*Bagian Teks:*

^^^^^^^^^^^^^^^^

Sore itu, tepian sungai Siak benar-benar lengang. Rumah-rumah kayu yang berjembatan ke tepian sungai hanya tinggal beberapa saja.
Sisanya sudah menjelma menjadi turap beton, seperti penataan tepian Singapura.

Sampan Terakhir di Sungai Terdalam
Suasana tradisional warga Tionghoa nyaris hilang di sana. Tepian itu kini menjadi tempat berjalan-jalan bagi warga lokal saban malam.
"Sebelum turap dibangun, masih banyak orang menumpang di sampan Angki," ceritanya sambil terus mendayung.
Tepian Benteng tinggal beberapa meter lagi. Angki menawarkan merapat di bagian turap bertangga.
Namun Tribunpekanbaru.com meminta untuk berputar arah saja. Kala Angki memutar kembali haluan sampannya, seseorang berteriak.
"Angki, Angki, tunggu," teriak seorang pria muda sambil melambaikan tangan.
Telinga Angki cukup kuat menangkap panggilan itu.
Dengan sigap, ia pun memutar kembali sampannya ke tepian Benteng. Pria itu kemudian naik, minta diantar ke tepian depan kelenteng. Kami jadi bertiga di atas sampan.
Angki bukanlah nama resmi. Namanya Herman Suhairi. Keluarganya memanggil Aki lalu warga di Siak dan Benteng memanggilnya Angki.
Dia juga lebih senang dipanggil Aki atau pun Angki.

^^^^^^^^^^^^^^^^

Catatan anotasi tata letak
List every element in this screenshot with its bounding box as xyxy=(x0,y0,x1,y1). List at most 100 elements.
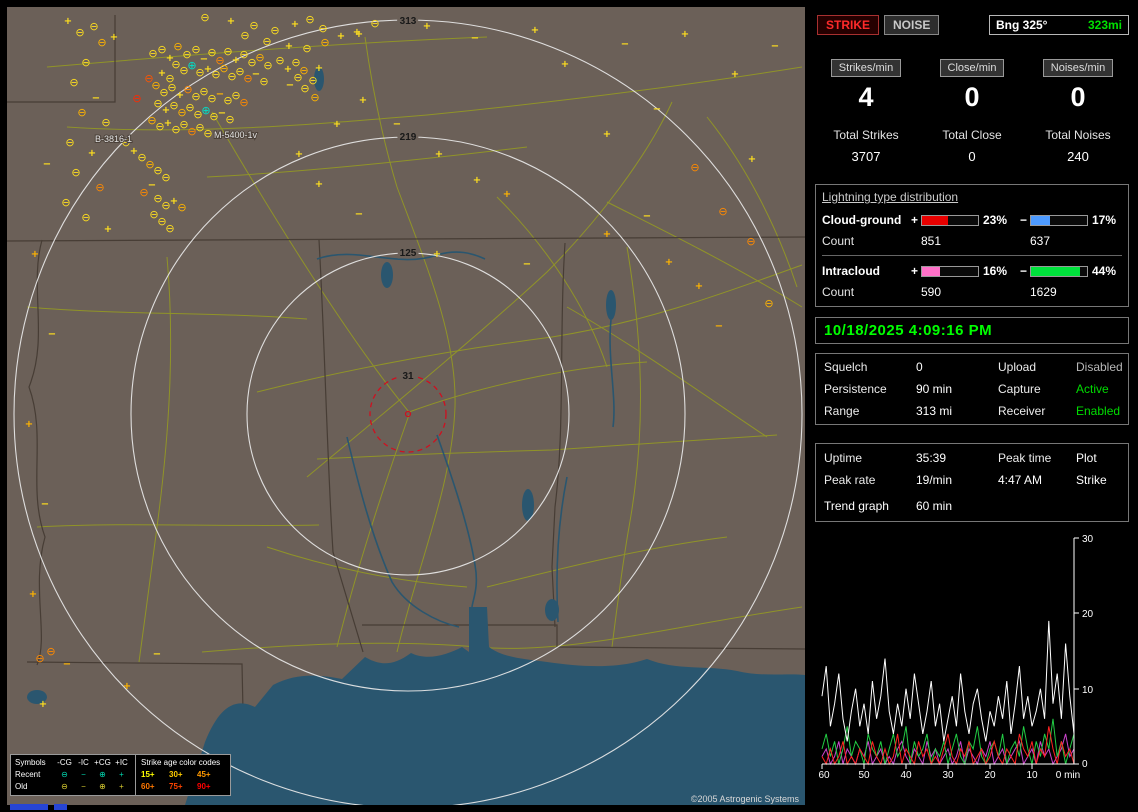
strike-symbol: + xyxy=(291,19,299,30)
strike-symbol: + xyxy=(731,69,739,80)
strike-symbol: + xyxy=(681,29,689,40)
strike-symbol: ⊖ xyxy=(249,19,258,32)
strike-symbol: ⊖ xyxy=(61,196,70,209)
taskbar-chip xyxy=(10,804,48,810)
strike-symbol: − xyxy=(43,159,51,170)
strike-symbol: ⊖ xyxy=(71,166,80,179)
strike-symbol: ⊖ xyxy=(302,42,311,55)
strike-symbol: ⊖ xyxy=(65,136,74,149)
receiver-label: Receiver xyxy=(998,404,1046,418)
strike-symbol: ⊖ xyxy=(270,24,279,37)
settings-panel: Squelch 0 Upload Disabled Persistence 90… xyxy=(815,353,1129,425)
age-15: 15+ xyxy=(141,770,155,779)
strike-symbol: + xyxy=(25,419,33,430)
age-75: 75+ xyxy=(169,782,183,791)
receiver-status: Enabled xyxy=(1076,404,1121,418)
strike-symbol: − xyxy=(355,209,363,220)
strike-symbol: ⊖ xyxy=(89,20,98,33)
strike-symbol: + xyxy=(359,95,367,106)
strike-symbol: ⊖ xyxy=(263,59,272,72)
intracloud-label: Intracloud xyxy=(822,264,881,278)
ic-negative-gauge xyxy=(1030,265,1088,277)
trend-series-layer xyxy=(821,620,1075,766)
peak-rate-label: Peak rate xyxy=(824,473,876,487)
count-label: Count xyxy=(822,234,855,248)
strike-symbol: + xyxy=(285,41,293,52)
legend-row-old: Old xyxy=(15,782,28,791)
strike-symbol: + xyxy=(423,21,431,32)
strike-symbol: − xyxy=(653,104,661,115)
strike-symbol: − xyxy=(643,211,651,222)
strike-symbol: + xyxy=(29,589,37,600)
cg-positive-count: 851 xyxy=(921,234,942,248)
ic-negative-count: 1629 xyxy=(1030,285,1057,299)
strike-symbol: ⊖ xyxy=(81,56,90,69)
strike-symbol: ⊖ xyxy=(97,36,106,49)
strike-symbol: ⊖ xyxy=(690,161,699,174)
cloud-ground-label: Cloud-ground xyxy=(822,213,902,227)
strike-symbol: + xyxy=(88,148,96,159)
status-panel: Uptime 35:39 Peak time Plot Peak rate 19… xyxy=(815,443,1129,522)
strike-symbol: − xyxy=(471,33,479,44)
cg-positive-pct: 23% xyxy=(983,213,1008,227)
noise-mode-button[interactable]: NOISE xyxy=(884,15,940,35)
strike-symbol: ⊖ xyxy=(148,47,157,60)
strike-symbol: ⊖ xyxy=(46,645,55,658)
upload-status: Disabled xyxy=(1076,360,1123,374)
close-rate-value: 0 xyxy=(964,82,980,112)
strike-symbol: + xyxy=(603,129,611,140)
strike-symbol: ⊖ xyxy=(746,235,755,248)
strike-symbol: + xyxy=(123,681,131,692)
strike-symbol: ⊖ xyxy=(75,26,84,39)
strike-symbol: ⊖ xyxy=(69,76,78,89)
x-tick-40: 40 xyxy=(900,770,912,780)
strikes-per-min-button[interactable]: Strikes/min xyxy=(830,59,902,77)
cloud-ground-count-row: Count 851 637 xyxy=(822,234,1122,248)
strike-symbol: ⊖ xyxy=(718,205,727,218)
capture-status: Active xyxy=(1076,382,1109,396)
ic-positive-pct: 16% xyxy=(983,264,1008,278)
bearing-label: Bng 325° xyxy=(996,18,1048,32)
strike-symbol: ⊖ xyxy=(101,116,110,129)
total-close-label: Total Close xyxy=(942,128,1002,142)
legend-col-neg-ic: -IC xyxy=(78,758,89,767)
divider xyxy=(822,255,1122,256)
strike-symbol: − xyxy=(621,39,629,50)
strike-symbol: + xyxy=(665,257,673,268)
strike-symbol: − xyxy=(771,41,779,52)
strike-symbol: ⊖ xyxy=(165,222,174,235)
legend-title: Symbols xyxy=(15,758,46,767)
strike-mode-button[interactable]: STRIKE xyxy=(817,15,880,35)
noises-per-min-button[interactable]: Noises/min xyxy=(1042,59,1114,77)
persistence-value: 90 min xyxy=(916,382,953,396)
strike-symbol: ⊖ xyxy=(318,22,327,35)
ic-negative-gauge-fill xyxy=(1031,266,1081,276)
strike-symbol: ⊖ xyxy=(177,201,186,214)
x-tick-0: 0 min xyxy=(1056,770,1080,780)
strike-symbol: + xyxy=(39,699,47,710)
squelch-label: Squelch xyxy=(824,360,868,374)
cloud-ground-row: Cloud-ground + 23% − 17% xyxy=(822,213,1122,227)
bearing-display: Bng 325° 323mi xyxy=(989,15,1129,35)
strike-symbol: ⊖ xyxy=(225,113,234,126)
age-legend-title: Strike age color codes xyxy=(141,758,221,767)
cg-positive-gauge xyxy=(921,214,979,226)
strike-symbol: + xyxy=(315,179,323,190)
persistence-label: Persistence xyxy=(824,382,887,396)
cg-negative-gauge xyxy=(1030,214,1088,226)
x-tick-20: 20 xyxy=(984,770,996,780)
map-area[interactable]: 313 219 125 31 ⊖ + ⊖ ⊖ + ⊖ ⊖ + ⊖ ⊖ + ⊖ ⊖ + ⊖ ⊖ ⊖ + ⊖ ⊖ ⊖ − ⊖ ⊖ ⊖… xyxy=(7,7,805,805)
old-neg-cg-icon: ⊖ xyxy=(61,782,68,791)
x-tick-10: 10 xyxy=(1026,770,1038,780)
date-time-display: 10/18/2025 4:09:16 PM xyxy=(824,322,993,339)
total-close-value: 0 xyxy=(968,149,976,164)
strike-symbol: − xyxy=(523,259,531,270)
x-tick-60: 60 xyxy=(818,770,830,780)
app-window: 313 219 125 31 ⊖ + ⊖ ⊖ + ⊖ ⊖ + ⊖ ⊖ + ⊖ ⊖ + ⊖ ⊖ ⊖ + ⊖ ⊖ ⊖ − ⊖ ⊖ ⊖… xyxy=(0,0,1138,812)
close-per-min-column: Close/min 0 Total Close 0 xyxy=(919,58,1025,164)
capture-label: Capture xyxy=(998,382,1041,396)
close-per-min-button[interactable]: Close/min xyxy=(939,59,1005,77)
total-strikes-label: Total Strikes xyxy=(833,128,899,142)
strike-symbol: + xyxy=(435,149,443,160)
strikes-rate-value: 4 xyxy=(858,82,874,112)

^^^^^^^^^^^^^^^^

*Soal Latihan:*
A: Padatkan paragraf dalam bagian teks yang diawali "Angki bukanlah nama resmi" menjadi satu kalimat yang tetap memuat semua fakta utamanya.
B: Sambung cerita tentang Angki dan sampannya di Sungai Siak mulai setelah kalimat terakhir yang ditampilkan.

*Jawaban Latihan:*
A: Angki, yang bernama resmi Herman Suhairi, dipanggil Aki oleh keluarganya dan Angki oleh warga di Siak dan Benteng.

B:
Ia memilih hidup sendiri sampai pada usia senja ini. Tanpa pernah menikah.
Entah pernah mencoba jatuh cinta atau tidak, Angki malas membahas itu. Bahkan, ia tidak pernah naik mobil.
Ia merasa hidupnya berada di atas permukaan sungai, di antara dua tepian. Padahal wajah Angki waktu masih muda, katanya, lumayan ganteng.
"Saya tak punya anak, bujang sampai sekarang," katanya sambil tertawa.
Selama lebih setengah abad bekerja mendayung sampan, kini ia disebut sebagai pendayung terakhir Sungai Siak di Siak.
Juga disebut pendayung legendaris hidup Sungai Siak. Hidupnya telah banyak mengecap asam garam kehidupan penyeberangan.
Sebelum jembatan megah Tengku Agung Sultanah Latifah (TASL) dibangun, Angki juga punya pesaing dalam merebut hati penumpang.
Sejak jembatan TASL dapat dilewati pada 2007 silam, pesaingnya bertumbangan. Mencari peruntungan, ojek sampan tak lagi menjanjikan.
"Tinggallah saya sendiri, sampai sekarang," kata Angki.

Tidak Ada Tarif Upah
Ia seakan tidak mau menekuni pekerjaan lain, sebagaimana kebanyakan warga Tionghoa lainnya yang sukses pada perniagaannya.
Bagi Angki, rezeki sudah ditentukan oleh Yang Di Atas.
Meski pun akses Siak-Mempura sudah terhubung oleh jembatan yang sangat ikonik di Siak, tapi sampannya masih saja ada yang menumpangi.
Selama ia mendayung sampan, tak pernah ada tarif upah. Kerap pula penumpang mengasih upah dengan angka sangat kecil, dan tak jarang pula yang gratis.
Angki, tidak pernah menagih itu setelah penumpang diantarkan ke tepian.
Pernah suatu waktu. Pada malam yang gelap, Angki mendapat penumpang sekitar 4-5 orang pria. Sebelum pria-pria itu naik ke atas sampan, Angki dihinggapi firasat aneh.
"Bauk tuak mulut mereka. Mabuk mereka," kata Angki.
Saat perjalanan sampai di tengah sungai, pria yang mabuk itu justru mengancam Angki.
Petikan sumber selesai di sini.